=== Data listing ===
────
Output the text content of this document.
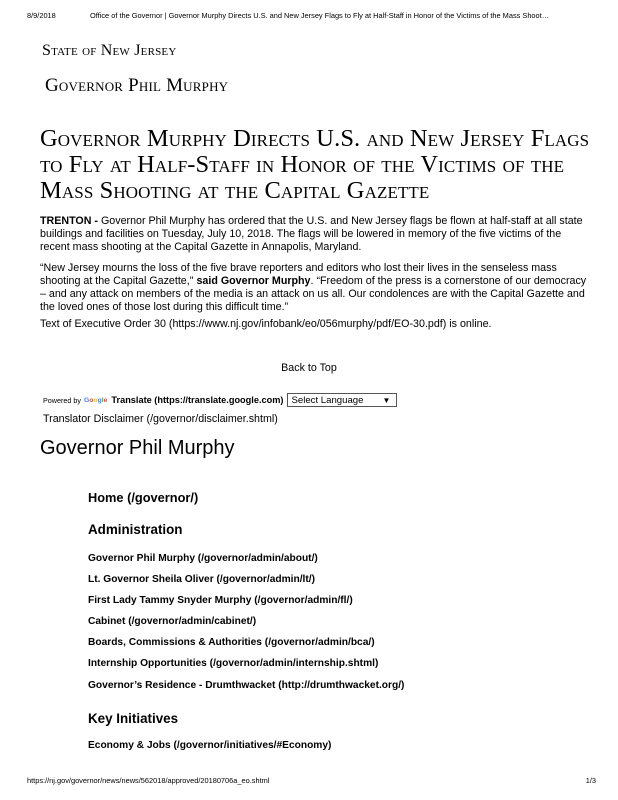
8/9/2018	Office of the Governor | Governor Murphy Directs U.S. and New Jersey Flags to Fly at Half-Staff in Honor of the Victims of the Mass Shoot…
State of New Jersey
Governor Phil Murphy
Governor Murphy Directs U.S. and New Jersey Flags to Fly at Half-Staff in Honor of the Victims of the Mass Shooting at the Capital Gazette
TRENTON - Governor Phil Murphy has ordered that the U.S. and New Jersey flags be flown at half-staff at all state buildings and facilities on Tuesday, July 10, 2018. The flags will be lowered in memory of the five victims of the recent mass shooting at the Capital Gazette in Annapolis, Maryland.
“New Jersey mourns the loss of the five brave reporters and editors who lost their lives in the senseless mass shooting at the Capital Gazette," said Governor Murphy. “Freedom of the press is a cornerstone of our democracy – and any attack on members of the media is an attack on us all. Our condolences are with the Capital Gazette and the loved ones of those lost during this difficult time.”
Text of Executive Order 30 (https://www.nj.gov/infobank/eo/056murphy/pdf/EO-30.pdf) is online.
Back to Top
Powered by Google Translate (https://translate.google.com) Select Language ▼
Translator Disclaimer (/governor/disclaimer.shtml)
Governor Phil Murphy
Home (/governor/)
Administration
Governor Phil Murphy (/governor/admin/about/)
Lt. Governor Sheila Oliver (/governor/admin/lt/)
First Lady Tammy Snyder Murphy (/governor/admin/fl/)
Cabinet (/governor/admin/cabinet/)
Boards, Commissions & Authorities (/governor/admin/bca/)
Internship Opportunities (/governor/admin/internship.shtml)
Governor’s Residence - Drumthwacket (http://drumthwacket.org/)
Key Initiatives
Economy & Jobs (/governor/initiatives/#Economy)
https://nj.gov/governor/news/news/562018/approved/20180706a_eo.shtml	1/3
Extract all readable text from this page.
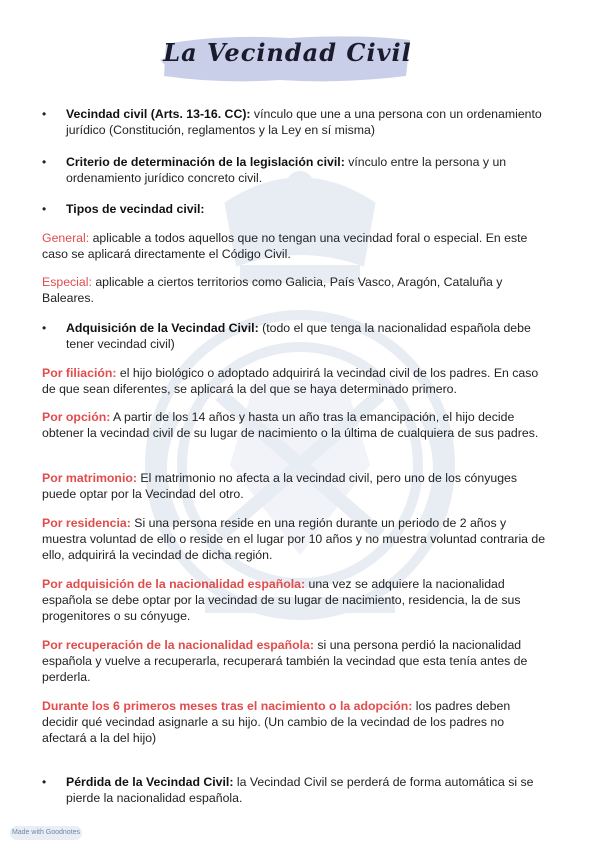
La Vecindad Civil
• Vecindad civil (Arts. 13-16. CC): vínculo que une a una persona con un ordenamiento jurídico (Constitución, reglamentos y la Ley en sí misma)

• Criterio de determinación de la legislación civil: vínculo entre la persona y un ordenamiento jurídico concreto civil.

• Tipos de vecindad civil:

General: aplicable a todos aquellos que no tengan una vecindad foral o especial. En este caso se aplicará directamente el Código Civil.

Especial: aplicable a ciertos territorios como Galicia, País Vasco, Aragón, Cataluña y Baleares.

• Adquisición de la Vecindad Civil: (todo el que tenga la nacionalidad española debe tener vecindad civil)

Por filiación: el hijo biológico o adoptado adquirirá la vecindad civil de los padres. En caso de que sean diferentes, se aplicará la del que se haya determinado primero.

Por opción: A partir de los 14 años y hasta un año tras la emancipación, el hijo decide obtener la vecindad civil de su lugar de nacimiento o la última de cualquiera de sus padres.

Por matrimonio: El matrimonio no afecta a la vecindad civil, pero uno de los cónyuges puede optar por la Vecindad del otro.

Por residencia: Si una persona reside en una región durante un periodo de 2 años y muestra voluntad de ello o reside en el lugar por 10 años y no muestra voluntad contraria de ello, adquirirá la vecindad de dicha región.

Por adquisición de la nacionalidad española: una vez se adquiere la nacionalidad española se debe optar por la vecindad de su lugar de nacimiento, residencia, la de sus progenitores o su cónyuge.

Por recuperación de la nacionalidad española: si una persona perdió la nacionalidad española y vuelve a recuperarla, recuperará también la vecindad que esta tenía antes de perderla.

Durante los 6 primeros meses tras el nacimiento o la adopción: los padres deben decidir qué vecindad asignarle a su hijo. (Un cambio de la vecindad de los padres no afectará a la del hijo)

• Pérdida de la Vecindad Civil: la Vecindad Civil se perderá de forma automática si se pierde la nacionalidad española.

Made with Goodnotes
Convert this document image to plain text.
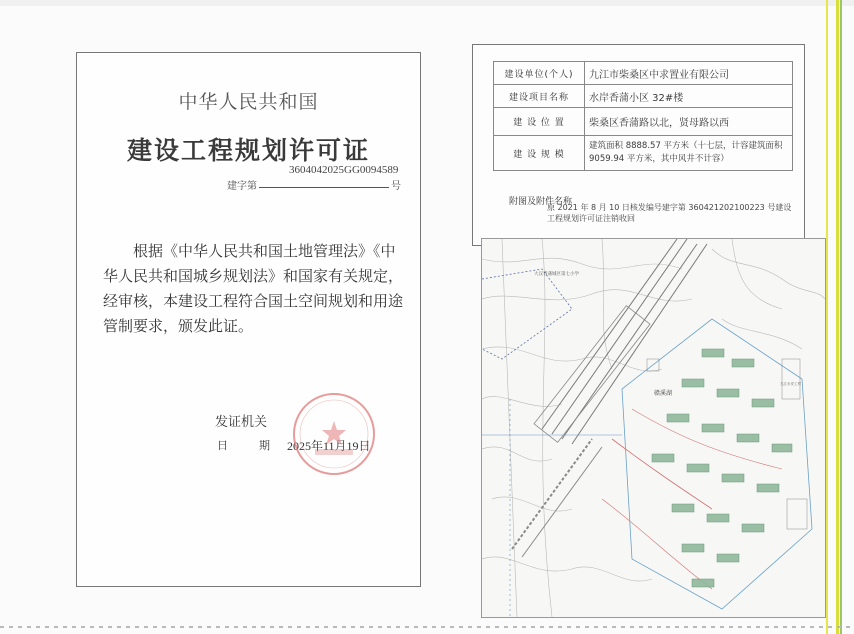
中华人民共和国
建设工程规划许可证
3604042025GG0094589
建字第	号
根据《中华人民共和国土地管理法》《中华人民共和国城乡规划法》和国家有关规定，经审核，本建设工程符合国土空间规划和用途管制要求，颁发此证。
发证机关
日　期 2025年11月19日
建设单位(个人)	九江市柴桑区中求置业有限公司
建设项目名称	水岸香蒲小区 32#楼
建 设 位 置	柴桑区香蒲路以北，贤母路以西
建 设 规 模	建筑面积 8888.57 平方米（十七层，计容建筑面积 9059.94 平方米，其中风井不计容）
附图及附件名称
原 2021 年 8 月 10 日核发编号建字第 360421202100223 号建设工程规划许可证注销收回
赣溪湖
大汉香蒲城区第七小学
九江永安工贸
────
=== Written exercise ===
Only the lines from the one containing "Convert this document image to plain text." through the last line of the data belong in the copy, both included and reproduced exactly. Pictures do not.

=== Expected answer ===
Convert this document image to plain text.
中华人民共和国
建设工程规划许可证
3604042025GG0094589
建字第	号
根据《中华人民共和国土地管理法》《中华人民共和国城乡规划法》和国家有关规定，经审核，本建设工程符合国土空间规划和用途管制要求，颁发此证。
发证机关
日　期 2025年11月19日
建设单位(个人)	九江市柴桑区中求置业有限公司
建设项目名称	水岸香蒲小区 32#楼
建 设 位 置	柴桑区香蒲路以北，贤母路以西
建 设 规 模	建筑面积 8888.57 平方米（十七层，计容建筑面积 9059.94 平方米，其中风井不计容）
附图及附件名称
原 2021 年 8 月 10 日核发编号建字第 360421202100223 号建设工程规划许可证注销收回
赣溪湖
大汉香蒲城区第七小学
九江永安工贸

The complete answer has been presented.